Stated problem:
List every line in this data where the string "from" occurs.

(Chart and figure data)
⁂

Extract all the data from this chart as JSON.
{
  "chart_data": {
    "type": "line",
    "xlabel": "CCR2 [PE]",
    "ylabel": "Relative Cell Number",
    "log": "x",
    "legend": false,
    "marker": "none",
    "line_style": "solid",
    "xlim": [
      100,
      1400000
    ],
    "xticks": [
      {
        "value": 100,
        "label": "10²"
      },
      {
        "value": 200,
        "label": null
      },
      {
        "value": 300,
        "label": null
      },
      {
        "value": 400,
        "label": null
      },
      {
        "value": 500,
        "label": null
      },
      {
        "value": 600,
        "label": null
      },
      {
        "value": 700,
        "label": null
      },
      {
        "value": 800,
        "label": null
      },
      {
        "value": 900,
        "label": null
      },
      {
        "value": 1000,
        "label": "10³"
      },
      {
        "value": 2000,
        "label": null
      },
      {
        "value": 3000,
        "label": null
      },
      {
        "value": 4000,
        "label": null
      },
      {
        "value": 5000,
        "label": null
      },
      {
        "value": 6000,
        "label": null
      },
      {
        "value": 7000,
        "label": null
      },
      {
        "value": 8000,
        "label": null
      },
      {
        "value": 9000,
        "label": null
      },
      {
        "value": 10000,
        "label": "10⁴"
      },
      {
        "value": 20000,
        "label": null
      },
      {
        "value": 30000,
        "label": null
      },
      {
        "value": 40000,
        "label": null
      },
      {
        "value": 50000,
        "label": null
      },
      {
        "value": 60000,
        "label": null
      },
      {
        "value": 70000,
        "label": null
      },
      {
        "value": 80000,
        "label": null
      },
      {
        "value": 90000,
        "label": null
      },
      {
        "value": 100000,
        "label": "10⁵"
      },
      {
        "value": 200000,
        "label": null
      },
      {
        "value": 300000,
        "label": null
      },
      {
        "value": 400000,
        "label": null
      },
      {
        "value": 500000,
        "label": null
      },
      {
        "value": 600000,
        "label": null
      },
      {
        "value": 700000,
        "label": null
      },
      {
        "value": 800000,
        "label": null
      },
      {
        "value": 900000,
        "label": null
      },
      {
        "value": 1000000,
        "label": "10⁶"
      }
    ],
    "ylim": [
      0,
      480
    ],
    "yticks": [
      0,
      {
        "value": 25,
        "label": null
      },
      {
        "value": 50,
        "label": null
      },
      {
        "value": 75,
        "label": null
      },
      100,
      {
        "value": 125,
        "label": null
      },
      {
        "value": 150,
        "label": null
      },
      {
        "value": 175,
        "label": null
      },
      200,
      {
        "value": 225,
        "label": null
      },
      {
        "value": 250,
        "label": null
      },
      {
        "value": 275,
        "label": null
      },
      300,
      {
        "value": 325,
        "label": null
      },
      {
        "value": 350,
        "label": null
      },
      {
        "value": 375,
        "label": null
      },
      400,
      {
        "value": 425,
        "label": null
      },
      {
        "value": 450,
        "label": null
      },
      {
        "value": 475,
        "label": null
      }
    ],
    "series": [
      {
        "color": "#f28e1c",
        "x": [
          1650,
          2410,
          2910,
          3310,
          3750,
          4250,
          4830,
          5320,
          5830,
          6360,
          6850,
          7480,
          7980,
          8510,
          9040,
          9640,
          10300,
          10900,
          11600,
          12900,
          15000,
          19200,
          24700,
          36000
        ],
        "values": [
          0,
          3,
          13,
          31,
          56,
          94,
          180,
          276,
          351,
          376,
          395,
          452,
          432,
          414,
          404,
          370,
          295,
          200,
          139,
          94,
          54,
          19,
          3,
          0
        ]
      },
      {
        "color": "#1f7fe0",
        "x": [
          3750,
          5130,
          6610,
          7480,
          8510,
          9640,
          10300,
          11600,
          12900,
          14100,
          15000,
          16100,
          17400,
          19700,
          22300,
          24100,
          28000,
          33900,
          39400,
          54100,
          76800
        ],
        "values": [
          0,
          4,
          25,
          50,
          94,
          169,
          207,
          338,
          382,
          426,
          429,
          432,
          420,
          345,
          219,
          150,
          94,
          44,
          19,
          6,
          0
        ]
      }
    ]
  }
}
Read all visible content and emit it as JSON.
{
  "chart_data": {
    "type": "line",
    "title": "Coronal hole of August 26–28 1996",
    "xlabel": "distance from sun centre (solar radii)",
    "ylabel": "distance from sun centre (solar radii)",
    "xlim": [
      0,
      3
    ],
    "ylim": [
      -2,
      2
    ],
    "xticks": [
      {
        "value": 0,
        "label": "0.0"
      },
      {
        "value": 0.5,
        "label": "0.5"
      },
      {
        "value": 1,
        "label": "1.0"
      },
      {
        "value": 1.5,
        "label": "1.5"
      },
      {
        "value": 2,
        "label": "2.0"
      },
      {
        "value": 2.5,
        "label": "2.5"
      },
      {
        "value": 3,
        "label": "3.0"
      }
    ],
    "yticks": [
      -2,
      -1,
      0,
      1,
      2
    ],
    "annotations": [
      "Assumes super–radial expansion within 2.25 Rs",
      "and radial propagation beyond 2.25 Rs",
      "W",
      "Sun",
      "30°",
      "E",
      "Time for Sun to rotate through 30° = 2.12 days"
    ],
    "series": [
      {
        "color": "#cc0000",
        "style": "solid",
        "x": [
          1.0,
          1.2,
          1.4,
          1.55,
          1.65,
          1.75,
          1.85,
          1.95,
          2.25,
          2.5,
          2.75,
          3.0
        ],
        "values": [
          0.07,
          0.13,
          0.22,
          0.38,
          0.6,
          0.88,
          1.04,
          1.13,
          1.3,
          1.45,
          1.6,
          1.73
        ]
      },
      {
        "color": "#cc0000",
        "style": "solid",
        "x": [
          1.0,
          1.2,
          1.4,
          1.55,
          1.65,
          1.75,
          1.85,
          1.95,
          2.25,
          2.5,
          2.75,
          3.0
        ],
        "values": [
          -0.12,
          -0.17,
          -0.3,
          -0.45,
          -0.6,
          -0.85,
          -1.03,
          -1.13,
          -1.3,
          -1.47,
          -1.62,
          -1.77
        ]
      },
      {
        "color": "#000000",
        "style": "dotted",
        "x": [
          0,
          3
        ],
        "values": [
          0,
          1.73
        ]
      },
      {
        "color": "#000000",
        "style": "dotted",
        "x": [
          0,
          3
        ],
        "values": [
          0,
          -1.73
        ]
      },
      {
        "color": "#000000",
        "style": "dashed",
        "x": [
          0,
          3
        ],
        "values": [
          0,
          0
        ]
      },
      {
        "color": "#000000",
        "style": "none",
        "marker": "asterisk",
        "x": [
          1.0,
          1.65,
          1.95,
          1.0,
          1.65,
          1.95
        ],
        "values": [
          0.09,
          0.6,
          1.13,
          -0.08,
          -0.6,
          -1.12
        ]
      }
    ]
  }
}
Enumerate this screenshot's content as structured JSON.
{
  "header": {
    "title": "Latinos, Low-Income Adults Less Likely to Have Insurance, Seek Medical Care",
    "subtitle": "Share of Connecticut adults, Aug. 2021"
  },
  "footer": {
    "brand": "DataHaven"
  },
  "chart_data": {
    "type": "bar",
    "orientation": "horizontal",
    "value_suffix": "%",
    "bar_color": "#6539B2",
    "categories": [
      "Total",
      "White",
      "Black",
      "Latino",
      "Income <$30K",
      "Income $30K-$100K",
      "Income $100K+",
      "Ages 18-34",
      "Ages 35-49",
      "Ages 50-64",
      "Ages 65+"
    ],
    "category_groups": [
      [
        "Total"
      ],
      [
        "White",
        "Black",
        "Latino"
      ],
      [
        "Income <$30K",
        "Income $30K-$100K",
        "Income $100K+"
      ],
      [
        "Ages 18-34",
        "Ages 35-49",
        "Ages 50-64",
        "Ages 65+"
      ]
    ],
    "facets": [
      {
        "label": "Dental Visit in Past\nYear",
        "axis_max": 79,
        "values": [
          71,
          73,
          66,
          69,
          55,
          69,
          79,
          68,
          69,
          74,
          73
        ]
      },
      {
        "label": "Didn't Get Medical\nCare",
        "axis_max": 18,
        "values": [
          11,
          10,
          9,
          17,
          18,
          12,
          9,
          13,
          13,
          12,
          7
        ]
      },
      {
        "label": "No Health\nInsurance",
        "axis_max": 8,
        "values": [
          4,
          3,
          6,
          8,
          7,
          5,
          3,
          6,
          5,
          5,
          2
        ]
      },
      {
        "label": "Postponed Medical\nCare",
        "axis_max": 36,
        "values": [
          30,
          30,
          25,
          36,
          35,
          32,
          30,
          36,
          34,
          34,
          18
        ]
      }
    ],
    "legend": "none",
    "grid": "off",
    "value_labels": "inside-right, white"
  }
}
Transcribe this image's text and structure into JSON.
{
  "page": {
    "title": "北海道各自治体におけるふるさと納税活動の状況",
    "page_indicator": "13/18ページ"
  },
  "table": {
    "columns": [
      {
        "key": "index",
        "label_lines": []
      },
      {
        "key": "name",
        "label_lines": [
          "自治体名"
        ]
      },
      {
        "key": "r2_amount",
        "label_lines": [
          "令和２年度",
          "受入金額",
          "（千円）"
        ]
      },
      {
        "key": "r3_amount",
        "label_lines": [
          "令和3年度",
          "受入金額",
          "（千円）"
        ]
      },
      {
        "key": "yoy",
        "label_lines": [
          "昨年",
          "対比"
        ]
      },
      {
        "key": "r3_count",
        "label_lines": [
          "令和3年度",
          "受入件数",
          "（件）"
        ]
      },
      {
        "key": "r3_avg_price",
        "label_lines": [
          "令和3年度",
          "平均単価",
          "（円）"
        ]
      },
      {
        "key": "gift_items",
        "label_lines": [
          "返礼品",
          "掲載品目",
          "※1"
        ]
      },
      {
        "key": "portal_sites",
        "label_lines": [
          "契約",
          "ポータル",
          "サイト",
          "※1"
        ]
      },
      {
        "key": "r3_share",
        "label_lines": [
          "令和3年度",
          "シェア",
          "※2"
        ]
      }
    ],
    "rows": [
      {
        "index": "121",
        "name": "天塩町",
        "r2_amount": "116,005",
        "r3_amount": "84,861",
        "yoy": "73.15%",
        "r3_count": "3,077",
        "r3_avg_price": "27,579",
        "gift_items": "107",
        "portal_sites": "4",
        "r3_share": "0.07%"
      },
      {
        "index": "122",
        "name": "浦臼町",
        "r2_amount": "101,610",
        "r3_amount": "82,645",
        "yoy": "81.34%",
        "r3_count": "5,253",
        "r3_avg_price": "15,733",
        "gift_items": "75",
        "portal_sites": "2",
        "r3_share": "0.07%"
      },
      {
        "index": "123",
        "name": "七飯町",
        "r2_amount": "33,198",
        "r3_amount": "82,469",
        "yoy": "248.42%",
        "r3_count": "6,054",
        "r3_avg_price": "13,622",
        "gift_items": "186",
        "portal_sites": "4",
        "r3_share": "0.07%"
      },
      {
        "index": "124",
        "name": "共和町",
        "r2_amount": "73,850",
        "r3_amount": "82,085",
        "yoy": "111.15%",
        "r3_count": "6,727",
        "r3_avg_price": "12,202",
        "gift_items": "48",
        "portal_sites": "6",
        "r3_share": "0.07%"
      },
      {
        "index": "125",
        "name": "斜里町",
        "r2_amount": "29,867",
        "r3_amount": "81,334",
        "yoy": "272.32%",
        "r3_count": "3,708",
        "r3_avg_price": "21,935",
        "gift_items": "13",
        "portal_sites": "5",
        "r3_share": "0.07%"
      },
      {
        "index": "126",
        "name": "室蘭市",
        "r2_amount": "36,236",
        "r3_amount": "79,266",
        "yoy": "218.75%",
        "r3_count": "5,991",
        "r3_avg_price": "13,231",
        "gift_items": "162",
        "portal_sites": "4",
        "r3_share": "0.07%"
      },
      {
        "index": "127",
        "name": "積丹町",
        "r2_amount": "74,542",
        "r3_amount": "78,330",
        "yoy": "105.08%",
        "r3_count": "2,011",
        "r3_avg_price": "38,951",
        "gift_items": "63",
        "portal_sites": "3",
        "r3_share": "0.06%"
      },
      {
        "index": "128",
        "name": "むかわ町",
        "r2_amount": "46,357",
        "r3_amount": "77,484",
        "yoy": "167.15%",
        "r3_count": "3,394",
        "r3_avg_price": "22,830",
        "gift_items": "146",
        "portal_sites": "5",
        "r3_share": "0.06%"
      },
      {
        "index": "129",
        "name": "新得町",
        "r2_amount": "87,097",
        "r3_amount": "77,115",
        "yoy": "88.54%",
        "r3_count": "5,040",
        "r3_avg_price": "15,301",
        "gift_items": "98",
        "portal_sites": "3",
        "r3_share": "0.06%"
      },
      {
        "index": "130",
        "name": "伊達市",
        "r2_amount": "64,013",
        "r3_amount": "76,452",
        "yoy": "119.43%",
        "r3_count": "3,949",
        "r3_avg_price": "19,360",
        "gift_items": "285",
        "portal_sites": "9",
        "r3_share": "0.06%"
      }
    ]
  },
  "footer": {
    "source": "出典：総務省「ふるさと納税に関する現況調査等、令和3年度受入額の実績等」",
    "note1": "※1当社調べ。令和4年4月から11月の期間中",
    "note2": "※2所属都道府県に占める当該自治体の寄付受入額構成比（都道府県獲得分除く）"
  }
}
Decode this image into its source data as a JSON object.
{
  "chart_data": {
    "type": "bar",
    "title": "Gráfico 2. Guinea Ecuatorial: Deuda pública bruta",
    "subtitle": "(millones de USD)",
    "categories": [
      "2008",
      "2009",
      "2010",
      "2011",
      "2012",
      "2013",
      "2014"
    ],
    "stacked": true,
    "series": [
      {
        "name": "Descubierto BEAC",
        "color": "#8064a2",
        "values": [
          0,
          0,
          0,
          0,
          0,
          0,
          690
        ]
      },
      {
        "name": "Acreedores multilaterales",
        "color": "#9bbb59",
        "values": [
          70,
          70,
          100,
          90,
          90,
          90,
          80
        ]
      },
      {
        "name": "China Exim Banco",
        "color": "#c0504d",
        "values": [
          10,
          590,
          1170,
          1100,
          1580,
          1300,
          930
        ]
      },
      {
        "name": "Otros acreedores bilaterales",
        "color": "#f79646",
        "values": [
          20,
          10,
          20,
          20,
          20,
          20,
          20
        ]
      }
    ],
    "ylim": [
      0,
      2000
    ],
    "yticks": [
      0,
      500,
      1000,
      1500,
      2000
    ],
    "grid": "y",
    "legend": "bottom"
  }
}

⁂

Result for this exercise:
Extract all the data from this chart as JSON.
    "xlabel": "distance from sun centre (solar radii)",
    "ylabel": "distance from sun centre (solar radii)",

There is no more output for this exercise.